#### Objective
In the following material, identify every line holding the string "phone" and return it.

#### Records shown
● ● ● ●

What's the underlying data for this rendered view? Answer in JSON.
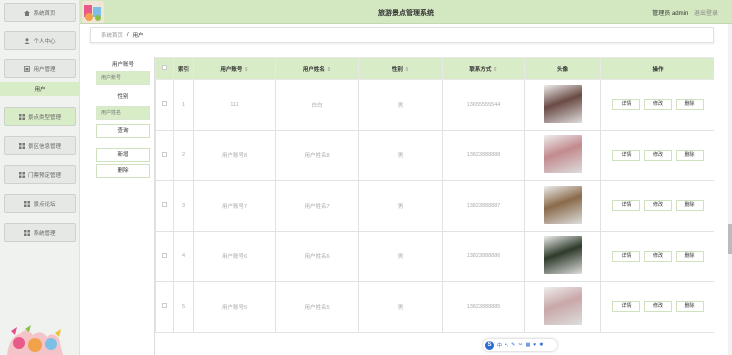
{
  "header": {
    "title": "旅游景点管理系统",
    "user_label": "管理员 admin",
    "logout": "退出登录"
  },
  "breadcrumb": {
    "home": "系统首页",
    "sep": "/",
    "current": "用户"
  },
  "sidebar": {
    "items": [
      {
        "label": "系统首页",
        "icon": "home-icon"
      },
      {
        "label": "个人中心",
        "icon": "person-icon"
      },
      {
        "label": "用户管理",
        "icon": "user-manage-icon"
      },
      {
        "label": "景点类型管理",
        "icon": "grid-icon"
      },
      {
        "label": "景区信息管理",
        "icon": "grid-icon"
      },
      {
        "label": "门票预定管理",
        "icon": "grid-icon"
      },
      {
        "label": "景点论坛",
        "icon": "grid-icon"
      },
      {
        "label": "系统管理",
        "icon": "grid-icon"
      }
    ],
    "active_sub": "用户"
  },
  "search": {
    "label_account": "用户账号",
    "placeholder_account": "用户账号",
    "gender_label": "性别",
    "placeholder_name": "用户姓名",
    "query": "查询",
    "add": "新增",
    "delete": "删除"
  },
  "table": {
    "columns": [
      "索引",
      "用户账号",
      "用户姓名",
      "性别",
      "联系方式",
      "头像",
      "操作"
    ],
    "rows": [
      {
        "index": "1",
        "account": "111",
        "name": "白白",
        "gender": "男",
        "phone": "13655555544",
        "avatar_color": "#6a4a44"
      },
      {
        "index": "2",
        "account": "用户账号8",
        "name": "用户姓名8",
        "gender": "男",
        "phone": "13823888888",
        "avatar_color": "#c28a8e"
      },
      {
        "index": "3",
        "account": "用户账号7",
        "name": "用户姓名7",
        "gender": "男",
        "phone": "13823888887",
        "avatar_color": "#8a6a4a"
      },
      {
        "index": "4",
        "account": "用户账号6",
        "name": "用户姓名6",
        "gender": "男",
        "phone": "13823888886",
        "avatar_color": "#2e3a2a"
      },
      {
        "index": "5",
        "account": "用户账号5",
        "name": "用户姓名5",
        "gender": "男",
        "phone": "13823888885",
        "avatar_color": "#c9a7a8"
      }
    ],
    "actions": {
      "detail": "详情",
      "edit": "修改",
      "delete": "删除"
    }
  },
  "float_toolbar": {
    "label": "中"
  },
  "colors": {
    "accent": "#d9ecc8",
    "header": "#d3e8c0"
  }
}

● ● ● ●

#### Exercise answer
        "phone": "13655555544",
        "phone": "13823888888",
        "phone": "13823888887",
        "phone": "13823888886",
        "phone": "13823888885",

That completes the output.